==== SOURCE EXCERPT
A collective reading of Section 5(7), Section 5(8), and Section 3(11) of the IBC makes it clear that for someone to become a creditor, there must be a debt owed by any person, or it must be transferred or assigned. So, there is no limitation on a secured creditor owing a debt. A “secured creditor,” as defined in Section 3(30), refers to a creditor in whose favour a security interest is created, and “security interest”, in terms of Section 3(31), means “a right, title, interest, or claim of property created in favour of or provided for a secured creditor by a transaction which secures payment for the purpose of an obligation”.[2] A third party security beneficiary has a claim over the assets of the corporate debtor to secure repayment of the amount disbursed by them, thus creating a security interest. Further, the ILC Report 2020 states that a “security interest” is based on the “payment or performance of any obligation”, regardless of whether the debt is financial or operational. It highlights that the security interest is inherently linked to the underlying debt or obligation, serving to secure the due performance or payment. Additionally, it emphasizes the responsibility of the security provider to repay the debt owed by the borrower to the creditor, up to the extent of the security interest, in cases of non-payment by the borrower. If the borrower defaults, and the debt is discharged by the security provider through the security so entrusted, it ceases to be the liability of the debtor.
========
==== MATERIAL FOR THE TASK
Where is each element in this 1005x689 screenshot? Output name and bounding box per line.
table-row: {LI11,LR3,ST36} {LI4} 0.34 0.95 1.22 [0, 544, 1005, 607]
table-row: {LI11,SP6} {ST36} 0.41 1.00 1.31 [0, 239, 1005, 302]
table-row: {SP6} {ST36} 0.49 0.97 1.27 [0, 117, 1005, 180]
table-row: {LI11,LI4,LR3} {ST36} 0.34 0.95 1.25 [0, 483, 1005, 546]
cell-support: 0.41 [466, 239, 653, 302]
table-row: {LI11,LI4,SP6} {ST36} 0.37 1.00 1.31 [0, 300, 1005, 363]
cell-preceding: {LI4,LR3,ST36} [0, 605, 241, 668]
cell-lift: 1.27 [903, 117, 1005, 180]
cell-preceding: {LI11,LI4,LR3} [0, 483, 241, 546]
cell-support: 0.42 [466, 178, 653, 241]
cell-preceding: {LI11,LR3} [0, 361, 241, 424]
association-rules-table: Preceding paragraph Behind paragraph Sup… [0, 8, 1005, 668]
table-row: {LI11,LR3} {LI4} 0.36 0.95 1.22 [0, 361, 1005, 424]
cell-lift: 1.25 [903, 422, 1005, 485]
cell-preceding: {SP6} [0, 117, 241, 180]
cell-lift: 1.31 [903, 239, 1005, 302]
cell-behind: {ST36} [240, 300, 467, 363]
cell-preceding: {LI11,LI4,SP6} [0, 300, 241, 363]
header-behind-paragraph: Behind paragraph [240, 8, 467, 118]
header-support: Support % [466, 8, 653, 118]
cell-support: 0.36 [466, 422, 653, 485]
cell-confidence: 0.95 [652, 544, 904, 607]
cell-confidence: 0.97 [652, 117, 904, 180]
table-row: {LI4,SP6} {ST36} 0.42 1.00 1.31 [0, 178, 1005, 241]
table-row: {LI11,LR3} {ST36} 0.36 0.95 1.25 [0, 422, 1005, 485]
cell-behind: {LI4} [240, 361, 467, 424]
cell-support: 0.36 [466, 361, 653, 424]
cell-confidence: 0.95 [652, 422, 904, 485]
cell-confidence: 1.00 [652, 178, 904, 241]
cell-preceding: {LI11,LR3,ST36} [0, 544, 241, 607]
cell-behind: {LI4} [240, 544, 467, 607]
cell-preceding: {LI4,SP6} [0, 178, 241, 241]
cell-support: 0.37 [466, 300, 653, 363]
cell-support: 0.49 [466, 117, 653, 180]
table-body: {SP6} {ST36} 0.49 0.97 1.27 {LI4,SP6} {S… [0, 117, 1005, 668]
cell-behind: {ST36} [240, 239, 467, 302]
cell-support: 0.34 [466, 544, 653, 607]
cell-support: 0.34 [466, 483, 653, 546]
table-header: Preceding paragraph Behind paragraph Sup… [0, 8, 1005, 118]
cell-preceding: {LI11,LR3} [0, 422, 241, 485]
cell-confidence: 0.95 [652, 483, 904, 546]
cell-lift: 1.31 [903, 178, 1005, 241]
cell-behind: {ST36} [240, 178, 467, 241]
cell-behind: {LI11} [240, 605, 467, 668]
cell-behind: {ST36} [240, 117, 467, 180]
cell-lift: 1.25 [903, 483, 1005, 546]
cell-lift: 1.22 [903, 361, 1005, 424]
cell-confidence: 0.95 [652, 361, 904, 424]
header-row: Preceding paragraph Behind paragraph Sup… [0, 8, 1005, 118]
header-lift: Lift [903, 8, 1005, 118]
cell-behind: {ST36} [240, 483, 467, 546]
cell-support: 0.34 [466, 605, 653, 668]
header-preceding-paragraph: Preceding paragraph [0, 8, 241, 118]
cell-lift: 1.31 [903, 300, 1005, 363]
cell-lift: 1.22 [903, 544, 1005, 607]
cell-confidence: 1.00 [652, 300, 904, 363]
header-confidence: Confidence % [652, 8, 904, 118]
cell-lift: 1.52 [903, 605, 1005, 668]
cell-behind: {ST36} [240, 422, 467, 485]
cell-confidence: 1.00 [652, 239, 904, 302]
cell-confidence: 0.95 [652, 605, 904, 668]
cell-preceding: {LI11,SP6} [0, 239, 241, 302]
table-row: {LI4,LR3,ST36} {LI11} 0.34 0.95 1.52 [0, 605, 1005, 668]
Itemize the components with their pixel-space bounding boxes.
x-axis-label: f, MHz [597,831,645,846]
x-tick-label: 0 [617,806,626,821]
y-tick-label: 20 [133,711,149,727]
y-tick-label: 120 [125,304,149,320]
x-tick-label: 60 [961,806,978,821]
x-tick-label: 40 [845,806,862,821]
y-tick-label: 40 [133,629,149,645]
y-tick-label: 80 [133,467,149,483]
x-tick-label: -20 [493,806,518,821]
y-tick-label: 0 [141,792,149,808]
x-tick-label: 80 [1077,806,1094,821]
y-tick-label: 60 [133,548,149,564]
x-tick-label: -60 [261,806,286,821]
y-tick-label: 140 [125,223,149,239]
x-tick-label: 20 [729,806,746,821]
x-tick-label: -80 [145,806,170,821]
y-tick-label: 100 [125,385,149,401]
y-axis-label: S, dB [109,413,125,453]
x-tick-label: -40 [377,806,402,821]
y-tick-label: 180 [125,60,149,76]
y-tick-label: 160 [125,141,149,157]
========
YOUR TASKS →
1. Reproduce the passage on secured creditors word for word, in full.
2. Arrange the lines of the entries as a numbered list, starting with the first line of the entries and going on through the line with "cell-support: 0.41 [466, 239, 653, 302]", both included. Leave out any blank lines and give nothing else.

ANSWERS FOR THIS EXERCISE →
1.
A collective reading of Section 5(7), Section 5(8), and Section 3(11) of the IBC makes it clear that for someone to become a creditor, there must be a debt owed by any person, or it must be transferred or assigned. So, there is no limitation on a secured creditor owing a debt. A “secured creditor,” as defined in Section 3(30), refers to a creditor in whose favour a security interest is created, and “security interest”, in terms of Section 3(31), means “a right, title, interest, or claim of property created in favour of or provided for a secured creditor by a transaction which secures payment for the purpose of an obligation”.[2] A third party security beneficiary has a claim over the assets of the corporate debtor to secure repayment of the amount disbursed by them, thus creating a security interest. Further, the ILC Report 2020 states that a “security interest” is based on the “payment or performance of any obligation”, regardless of whether the debt is financial or operational. It highlights that the security interest is inherently linked to the underlying debt or obligation, serving to secure the due performance or payment. Additionally, it emphasizes the responsibility of the security provider to repay the debt owed by the borrower to the creditor, up to the extent of the security interest, in cases of non-payment by the borrower. If the borrower defaults, and the debt is discharged by the security provider through the security so entrusted, it ceases to be the liability of the debtor.

2.
1. Where is each element in this 1005x689 screenshot? Output name and bounding box per line.
2. table-row: {LI11,LR3,ST36} {LI4} 0.34 0.95 1.22 [0, 544, 1005, 607]
3. table-row: {LI11,SP6} {ST36} 0.41 1.00 1.31 [0, 239, 1005, 302]
4. table-row: {SP6} {ST36} 0.49 0.97 1.27 [0, 117, 1005, 180]
5. table-row: {LI11,LI4,LR3} {ST36} 0.34 0.95 1.25 [0, 483, 1005, 546]
6. cell-support: 0.41 [466, 239, 653, 302]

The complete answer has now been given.